● **Exercise**: Lines holding the string "words" are the ones to copy; find them all in the data.

● **Provided data**:
┌──

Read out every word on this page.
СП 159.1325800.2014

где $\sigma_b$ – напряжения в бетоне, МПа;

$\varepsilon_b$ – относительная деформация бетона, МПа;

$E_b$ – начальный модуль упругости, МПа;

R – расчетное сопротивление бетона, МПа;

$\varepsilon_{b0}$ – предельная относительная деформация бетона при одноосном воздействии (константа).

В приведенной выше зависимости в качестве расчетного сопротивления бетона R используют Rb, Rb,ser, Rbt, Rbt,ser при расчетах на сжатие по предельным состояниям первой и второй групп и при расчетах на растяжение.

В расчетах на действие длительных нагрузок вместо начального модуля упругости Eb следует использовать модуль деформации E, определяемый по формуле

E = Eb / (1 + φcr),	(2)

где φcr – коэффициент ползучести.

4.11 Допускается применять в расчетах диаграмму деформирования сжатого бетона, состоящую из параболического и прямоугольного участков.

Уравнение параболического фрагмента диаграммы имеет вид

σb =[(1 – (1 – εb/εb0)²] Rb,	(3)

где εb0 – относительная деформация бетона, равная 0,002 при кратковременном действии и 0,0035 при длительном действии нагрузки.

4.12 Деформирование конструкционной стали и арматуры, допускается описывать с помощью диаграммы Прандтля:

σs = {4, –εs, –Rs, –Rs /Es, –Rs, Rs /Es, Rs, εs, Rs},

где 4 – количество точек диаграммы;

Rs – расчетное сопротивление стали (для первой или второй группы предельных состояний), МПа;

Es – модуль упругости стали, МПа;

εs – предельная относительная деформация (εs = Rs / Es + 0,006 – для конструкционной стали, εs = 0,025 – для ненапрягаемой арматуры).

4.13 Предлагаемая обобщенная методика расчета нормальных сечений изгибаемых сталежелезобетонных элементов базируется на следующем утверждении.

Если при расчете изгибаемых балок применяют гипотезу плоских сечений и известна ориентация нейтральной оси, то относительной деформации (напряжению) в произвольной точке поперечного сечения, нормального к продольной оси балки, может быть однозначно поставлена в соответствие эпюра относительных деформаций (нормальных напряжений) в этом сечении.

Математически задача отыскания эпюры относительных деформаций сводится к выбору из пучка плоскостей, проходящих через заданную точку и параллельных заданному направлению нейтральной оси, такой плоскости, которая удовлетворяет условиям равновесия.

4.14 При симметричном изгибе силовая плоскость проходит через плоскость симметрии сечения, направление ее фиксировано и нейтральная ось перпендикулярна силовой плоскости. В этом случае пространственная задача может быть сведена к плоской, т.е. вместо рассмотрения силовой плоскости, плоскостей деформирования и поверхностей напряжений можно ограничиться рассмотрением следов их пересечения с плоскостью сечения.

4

└──
┌──

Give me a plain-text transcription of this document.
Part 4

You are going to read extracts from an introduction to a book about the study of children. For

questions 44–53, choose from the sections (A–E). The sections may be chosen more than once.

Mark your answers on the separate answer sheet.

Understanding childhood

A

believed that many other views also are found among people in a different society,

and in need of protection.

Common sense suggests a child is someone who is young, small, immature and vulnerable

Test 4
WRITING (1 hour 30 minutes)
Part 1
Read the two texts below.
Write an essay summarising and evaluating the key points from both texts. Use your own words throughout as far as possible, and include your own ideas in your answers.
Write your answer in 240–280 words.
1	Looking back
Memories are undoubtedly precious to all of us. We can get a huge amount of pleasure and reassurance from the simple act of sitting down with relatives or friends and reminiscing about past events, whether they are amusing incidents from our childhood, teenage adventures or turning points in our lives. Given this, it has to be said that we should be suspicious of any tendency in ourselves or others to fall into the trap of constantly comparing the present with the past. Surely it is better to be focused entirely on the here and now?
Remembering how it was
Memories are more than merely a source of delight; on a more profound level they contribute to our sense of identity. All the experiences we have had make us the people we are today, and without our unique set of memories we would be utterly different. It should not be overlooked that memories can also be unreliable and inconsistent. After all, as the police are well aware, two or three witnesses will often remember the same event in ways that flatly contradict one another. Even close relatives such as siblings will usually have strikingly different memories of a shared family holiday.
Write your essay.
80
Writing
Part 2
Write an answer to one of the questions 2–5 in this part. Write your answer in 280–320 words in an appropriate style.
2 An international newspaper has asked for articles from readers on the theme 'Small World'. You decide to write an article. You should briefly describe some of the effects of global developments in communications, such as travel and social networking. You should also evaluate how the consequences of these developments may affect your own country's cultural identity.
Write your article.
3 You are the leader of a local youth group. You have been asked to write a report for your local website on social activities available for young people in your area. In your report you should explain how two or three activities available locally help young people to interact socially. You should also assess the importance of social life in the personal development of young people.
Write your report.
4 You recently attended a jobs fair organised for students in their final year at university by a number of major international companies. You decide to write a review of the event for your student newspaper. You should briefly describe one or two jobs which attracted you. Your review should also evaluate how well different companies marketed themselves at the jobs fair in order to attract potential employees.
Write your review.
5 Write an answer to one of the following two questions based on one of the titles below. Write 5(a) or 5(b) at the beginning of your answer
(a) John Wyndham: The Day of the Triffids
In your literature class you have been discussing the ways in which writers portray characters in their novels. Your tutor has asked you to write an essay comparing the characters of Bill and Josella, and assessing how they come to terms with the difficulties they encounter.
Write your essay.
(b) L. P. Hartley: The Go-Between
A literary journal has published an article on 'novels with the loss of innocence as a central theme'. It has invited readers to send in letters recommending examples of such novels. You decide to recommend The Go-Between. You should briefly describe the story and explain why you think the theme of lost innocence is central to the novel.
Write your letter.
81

└──
┌──

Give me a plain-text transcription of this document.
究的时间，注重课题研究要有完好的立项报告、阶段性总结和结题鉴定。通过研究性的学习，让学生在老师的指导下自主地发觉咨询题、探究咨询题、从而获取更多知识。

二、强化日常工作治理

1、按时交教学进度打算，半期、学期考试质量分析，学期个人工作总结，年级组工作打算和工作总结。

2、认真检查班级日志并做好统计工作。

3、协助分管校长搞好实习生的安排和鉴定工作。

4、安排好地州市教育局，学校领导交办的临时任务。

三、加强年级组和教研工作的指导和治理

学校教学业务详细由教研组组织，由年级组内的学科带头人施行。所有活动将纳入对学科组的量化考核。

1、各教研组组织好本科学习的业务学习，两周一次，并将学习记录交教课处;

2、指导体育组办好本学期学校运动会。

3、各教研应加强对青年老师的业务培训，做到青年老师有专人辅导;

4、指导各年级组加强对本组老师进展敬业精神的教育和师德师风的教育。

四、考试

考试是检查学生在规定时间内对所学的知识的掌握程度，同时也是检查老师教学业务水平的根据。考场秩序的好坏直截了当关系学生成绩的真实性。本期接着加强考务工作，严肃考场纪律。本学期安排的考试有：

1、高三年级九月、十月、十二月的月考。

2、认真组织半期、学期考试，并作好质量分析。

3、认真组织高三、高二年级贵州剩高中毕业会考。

└──

● **Solution for this problem**:
Write an essay summarising and evaluating the key points from both texts. Use your own words throughout as far as possible, and include your own ideas in your answers.
Write your answer in 240–280 words.
Write an answer to one of the questions 2–5 in this part. Write your answer in 280–320 words in an appropriate style.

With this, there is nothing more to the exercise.